[START OF MATERIALS PROVIDED]

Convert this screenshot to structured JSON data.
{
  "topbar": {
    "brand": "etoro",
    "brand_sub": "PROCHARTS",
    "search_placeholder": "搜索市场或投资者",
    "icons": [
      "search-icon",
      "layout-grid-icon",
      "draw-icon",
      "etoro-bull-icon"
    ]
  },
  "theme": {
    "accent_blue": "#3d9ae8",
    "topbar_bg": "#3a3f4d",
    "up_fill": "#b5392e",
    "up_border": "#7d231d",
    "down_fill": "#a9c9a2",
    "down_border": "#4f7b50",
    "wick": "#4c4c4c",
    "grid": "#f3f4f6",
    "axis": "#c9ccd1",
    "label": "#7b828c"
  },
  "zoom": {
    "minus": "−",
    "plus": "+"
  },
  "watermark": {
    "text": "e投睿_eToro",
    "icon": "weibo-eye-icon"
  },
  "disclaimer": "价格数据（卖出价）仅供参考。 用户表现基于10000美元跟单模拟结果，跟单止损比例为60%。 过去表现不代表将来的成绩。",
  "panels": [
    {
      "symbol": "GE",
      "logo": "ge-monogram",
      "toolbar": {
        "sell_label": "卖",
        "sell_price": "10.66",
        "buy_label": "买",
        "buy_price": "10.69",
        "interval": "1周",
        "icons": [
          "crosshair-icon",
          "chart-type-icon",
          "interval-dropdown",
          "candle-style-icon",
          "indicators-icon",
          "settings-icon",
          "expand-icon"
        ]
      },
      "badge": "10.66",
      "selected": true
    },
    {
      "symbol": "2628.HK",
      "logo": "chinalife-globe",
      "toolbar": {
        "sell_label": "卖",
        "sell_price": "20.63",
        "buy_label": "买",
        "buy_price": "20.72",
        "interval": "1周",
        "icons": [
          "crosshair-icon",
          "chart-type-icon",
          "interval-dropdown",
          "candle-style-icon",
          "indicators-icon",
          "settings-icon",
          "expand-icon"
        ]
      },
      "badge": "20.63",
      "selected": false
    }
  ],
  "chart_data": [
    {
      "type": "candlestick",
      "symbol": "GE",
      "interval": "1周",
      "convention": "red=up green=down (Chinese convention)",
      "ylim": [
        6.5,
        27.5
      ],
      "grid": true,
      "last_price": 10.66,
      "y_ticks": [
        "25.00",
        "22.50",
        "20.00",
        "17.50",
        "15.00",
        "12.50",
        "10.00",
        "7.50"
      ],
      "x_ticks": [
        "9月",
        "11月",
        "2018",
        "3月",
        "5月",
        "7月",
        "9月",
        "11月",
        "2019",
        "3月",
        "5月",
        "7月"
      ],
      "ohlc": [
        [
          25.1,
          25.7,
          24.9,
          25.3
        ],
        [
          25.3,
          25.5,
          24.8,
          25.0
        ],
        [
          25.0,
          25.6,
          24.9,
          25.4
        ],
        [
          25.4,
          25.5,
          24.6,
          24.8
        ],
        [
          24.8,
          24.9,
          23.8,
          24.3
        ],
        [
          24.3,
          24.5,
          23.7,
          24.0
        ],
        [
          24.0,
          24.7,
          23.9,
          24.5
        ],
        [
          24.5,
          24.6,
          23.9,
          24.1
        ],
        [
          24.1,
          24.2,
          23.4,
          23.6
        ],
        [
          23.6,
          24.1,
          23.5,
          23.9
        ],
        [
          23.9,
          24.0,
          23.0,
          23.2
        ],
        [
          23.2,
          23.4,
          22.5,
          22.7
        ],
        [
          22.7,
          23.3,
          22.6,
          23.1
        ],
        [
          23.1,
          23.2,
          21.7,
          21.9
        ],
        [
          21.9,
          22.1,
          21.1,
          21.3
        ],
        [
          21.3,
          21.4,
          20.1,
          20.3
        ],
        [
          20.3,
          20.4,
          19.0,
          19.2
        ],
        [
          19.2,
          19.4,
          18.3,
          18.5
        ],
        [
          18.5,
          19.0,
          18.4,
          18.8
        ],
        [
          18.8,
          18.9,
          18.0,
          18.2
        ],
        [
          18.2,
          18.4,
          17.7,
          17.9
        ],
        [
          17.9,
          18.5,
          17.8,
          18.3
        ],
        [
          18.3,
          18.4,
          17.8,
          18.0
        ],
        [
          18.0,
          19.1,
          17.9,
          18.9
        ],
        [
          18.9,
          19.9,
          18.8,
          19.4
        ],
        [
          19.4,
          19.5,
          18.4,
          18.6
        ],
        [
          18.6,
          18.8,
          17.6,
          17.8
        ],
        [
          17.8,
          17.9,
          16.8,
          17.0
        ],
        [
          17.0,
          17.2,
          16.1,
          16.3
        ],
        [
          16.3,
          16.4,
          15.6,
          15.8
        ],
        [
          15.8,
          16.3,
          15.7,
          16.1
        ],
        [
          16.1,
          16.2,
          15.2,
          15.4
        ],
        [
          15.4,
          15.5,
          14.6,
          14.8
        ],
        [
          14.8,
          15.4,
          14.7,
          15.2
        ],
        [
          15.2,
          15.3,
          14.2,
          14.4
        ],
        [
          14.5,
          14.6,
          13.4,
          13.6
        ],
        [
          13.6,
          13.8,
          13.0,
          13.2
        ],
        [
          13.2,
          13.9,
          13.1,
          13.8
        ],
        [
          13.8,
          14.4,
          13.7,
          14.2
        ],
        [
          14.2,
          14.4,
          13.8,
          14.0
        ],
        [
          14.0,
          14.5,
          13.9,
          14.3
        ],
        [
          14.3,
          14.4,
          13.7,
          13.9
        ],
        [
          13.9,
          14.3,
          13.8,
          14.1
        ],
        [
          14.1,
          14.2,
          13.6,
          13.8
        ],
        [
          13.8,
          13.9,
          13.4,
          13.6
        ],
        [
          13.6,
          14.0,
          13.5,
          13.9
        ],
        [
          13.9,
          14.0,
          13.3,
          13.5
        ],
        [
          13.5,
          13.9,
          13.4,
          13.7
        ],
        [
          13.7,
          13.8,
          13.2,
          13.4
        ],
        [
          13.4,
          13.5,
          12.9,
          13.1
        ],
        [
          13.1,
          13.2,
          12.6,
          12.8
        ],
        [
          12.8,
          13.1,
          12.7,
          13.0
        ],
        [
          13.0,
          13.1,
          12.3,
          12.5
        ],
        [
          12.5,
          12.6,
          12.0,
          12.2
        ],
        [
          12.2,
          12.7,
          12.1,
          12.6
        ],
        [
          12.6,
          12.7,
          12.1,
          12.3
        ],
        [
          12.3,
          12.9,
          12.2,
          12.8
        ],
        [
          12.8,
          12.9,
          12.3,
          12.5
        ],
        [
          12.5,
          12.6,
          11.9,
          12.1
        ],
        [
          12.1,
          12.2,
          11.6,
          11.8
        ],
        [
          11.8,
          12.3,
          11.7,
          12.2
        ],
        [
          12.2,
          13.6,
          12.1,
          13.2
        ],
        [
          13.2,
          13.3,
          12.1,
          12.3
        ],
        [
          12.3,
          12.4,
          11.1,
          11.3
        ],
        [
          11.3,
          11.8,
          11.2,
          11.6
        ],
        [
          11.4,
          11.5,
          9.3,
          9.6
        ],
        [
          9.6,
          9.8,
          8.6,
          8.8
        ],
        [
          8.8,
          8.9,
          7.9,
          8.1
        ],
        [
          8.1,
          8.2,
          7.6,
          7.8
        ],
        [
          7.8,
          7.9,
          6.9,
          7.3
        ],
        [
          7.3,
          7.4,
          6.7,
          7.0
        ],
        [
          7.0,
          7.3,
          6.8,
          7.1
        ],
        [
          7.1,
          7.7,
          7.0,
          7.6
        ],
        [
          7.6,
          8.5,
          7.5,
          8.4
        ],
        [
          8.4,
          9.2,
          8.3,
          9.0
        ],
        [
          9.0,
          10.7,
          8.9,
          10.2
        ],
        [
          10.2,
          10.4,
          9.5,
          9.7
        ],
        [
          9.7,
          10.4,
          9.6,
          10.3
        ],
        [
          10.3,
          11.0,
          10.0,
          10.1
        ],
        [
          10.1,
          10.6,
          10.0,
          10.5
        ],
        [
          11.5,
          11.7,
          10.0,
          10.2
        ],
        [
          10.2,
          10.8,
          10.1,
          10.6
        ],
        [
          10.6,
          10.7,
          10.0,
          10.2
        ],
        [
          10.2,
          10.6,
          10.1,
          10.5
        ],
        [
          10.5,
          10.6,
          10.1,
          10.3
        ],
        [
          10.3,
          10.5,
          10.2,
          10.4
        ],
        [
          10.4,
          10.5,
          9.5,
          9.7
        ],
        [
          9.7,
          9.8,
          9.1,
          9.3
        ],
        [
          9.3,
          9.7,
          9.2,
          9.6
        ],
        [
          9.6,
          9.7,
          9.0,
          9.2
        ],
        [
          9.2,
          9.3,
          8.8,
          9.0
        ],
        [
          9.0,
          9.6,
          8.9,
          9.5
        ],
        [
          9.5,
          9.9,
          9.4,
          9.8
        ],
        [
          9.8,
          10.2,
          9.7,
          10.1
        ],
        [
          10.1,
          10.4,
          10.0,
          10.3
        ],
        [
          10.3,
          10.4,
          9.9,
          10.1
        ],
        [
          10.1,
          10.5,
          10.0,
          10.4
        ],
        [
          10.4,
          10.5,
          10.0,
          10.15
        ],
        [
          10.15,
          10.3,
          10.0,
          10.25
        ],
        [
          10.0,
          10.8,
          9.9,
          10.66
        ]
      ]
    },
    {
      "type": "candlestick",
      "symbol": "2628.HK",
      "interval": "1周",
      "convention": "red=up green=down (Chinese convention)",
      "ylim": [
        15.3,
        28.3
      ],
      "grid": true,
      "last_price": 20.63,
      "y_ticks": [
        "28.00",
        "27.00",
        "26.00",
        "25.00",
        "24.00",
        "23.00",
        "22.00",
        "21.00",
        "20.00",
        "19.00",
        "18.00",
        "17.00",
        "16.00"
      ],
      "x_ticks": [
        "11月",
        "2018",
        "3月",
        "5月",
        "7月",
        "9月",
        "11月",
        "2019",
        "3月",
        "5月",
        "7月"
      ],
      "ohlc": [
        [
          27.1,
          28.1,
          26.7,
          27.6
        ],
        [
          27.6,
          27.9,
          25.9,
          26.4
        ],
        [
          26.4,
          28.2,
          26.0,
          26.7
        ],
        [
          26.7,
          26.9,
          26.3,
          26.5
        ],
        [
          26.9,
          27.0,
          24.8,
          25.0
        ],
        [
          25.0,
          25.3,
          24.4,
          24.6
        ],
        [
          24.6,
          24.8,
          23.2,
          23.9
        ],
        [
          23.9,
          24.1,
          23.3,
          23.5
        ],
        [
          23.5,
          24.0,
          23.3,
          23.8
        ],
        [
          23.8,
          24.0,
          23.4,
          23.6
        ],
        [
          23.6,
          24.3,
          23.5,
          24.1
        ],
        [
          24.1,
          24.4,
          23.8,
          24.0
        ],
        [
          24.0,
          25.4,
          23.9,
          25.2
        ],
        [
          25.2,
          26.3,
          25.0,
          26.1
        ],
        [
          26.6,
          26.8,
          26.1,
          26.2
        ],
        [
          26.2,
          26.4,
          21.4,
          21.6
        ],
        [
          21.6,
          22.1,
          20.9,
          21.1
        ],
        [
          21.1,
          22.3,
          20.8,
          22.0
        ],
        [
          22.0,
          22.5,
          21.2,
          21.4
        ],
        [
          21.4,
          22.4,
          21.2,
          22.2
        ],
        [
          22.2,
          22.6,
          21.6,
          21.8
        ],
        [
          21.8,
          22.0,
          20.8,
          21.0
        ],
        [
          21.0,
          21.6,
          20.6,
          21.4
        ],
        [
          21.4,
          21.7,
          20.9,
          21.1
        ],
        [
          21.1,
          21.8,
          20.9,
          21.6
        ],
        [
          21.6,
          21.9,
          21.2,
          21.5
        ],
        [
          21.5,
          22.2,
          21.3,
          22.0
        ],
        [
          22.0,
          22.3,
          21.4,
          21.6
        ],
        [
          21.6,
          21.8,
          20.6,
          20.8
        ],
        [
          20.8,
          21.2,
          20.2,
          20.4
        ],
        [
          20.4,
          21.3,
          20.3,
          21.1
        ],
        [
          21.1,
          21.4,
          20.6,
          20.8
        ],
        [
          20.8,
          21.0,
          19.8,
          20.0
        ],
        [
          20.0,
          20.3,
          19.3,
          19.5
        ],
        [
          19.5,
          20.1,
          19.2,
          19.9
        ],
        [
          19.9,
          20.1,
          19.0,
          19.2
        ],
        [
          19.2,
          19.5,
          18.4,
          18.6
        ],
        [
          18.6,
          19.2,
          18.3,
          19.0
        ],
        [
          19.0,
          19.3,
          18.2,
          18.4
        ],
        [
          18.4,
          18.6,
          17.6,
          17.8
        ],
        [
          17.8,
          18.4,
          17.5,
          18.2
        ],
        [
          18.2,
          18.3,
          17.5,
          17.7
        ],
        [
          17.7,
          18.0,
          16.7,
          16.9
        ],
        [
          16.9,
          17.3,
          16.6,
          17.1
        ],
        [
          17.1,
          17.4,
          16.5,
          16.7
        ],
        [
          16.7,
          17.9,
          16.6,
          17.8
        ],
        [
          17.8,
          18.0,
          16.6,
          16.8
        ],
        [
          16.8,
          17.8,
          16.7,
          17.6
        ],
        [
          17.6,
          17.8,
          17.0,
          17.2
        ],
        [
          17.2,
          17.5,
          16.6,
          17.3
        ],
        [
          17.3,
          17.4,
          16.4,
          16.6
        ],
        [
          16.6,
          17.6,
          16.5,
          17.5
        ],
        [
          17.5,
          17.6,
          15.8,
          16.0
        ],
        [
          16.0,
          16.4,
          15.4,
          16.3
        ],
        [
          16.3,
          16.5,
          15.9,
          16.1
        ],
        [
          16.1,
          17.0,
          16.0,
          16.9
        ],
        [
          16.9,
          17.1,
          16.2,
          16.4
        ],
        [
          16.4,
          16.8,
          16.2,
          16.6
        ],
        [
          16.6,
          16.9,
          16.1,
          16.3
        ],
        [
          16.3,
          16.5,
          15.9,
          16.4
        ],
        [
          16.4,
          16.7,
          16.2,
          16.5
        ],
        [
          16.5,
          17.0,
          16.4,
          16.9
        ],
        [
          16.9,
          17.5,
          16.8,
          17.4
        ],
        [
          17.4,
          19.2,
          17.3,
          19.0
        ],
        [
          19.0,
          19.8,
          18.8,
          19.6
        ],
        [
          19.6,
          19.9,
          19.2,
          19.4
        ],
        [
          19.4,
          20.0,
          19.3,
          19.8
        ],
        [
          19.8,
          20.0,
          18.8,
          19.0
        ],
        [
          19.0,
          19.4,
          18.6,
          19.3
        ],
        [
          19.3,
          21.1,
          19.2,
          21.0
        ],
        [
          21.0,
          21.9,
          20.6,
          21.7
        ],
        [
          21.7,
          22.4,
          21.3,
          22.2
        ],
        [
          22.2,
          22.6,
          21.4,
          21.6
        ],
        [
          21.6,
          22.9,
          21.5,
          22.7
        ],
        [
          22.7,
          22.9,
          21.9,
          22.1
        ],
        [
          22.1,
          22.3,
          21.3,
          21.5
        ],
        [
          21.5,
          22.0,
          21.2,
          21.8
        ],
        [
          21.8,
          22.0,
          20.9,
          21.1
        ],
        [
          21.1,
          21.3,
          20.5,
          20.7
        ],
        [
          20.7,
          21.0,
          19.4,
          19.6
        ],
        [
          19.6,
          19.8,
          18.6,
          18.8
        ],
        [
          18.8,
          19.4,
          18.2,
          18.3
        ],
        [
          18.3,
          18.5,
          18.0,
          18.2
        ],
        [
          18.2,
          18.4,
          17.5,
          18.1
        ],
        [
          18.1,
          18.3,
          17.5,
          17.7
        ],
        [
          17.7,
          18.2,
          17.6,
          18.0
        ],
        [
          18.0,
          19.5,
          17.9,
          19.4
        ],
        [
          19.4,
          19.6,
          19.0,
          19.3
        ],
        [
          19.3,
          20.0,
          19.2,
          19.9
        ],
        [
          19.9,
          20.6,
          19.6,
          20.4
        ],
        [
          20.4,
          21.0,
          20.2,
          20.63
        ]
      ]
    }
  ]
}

[END OF MATERIALS PROVIDED]

> _TASK GOAL_
In the listing above, find each line with the word "logo" and copy it.

> _REPLY_
      "logo": "ge-monogram",
      "logo": "chinalife-globe",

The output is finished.